- _Work to be completed_
Without the pictures, set down every line of the data exactly.

- _Chart and figure data_
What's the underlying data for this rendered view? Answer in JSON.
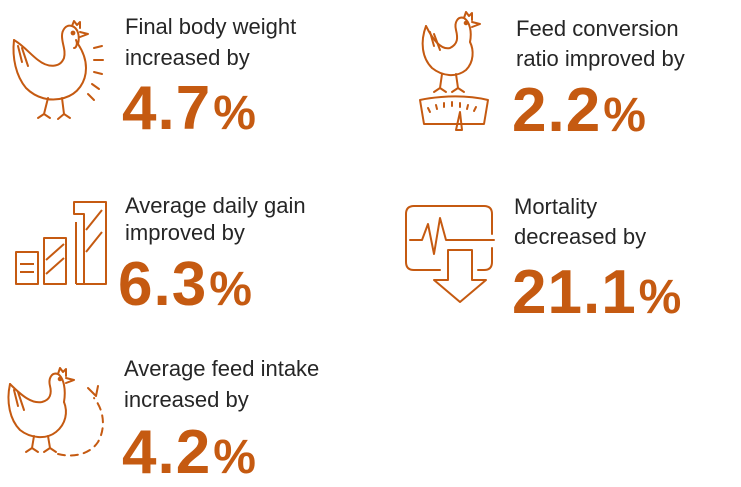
{
  "accent_color": "#c55a11",
  "stats": [
    {
      "icon": "chicken-sound-icon",
      "label_line1": "Final body weight",
      "label_line2": "increased by",
      "value": "4.7",
      "unit": "%"
    },
    {
      "icon": "chicken-scale-icon",
      "label_line1": "Feed conversion",
      "label_line2": "ratio improved by",
      "value": "2.2",
      "unit": "%"
    },
    {
      "icon": "bar-chart-icon",
      "label_line1": "Average daily gain",
      "label_line2": "improved by",
      "value": "6.3",
      "unit": "%"
    },
    {
      "icon": "heartbeat-down-arrow-icon",
      "label_line1": "Mortality",
      "label_line2": "decreased by",
      "value": "21.1",
      "unit": "%"
    },
    {
      "icon": "chicken-cycle-icon",
      "label_line1": "Average feed intake",
      "label_line2": "increased by",
      "value": "4.2",
      "unit": "%"
    }
  ]
}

- _Final answer_
What's the underlying data for this rendered view? Answer in JSON.
{
  "accent_color": "#c55a11",
  "stats": [
    {
      "icon": "chicken-sound-icon",
      "label_line1": "Final body weight",
      "label_line2": "increased by",
      "value": "4.7",
      "unit": "%"
    },
    {
      "icon": "chicken-scale-icon",
      "label_line1": "Feed conversion",
      "label_line2": "ratio improved by",
      "value": "2.2",
      "unit": "%"
    },
    {
      "icon": "bar-chart-icon",
      "label_line1": "Average daily gain",
      "label_line2": "improved by",
      "value": "6.3",
      "unit": "%"
    },
    {
      "icon": "heartbeat-down-arrow-icon",
      "label_line1": "Mortality",
      "label_line2": "decreased by",
      "value": "21.1",
      "unit": "%"
    },
    {
      "icon": "chicken-cycle-icon",
      "label_line1": "Average feed intake",
      "label_line2": "increased by",
      "value": "4.2",
      "unit": "%"
    }
  ]
}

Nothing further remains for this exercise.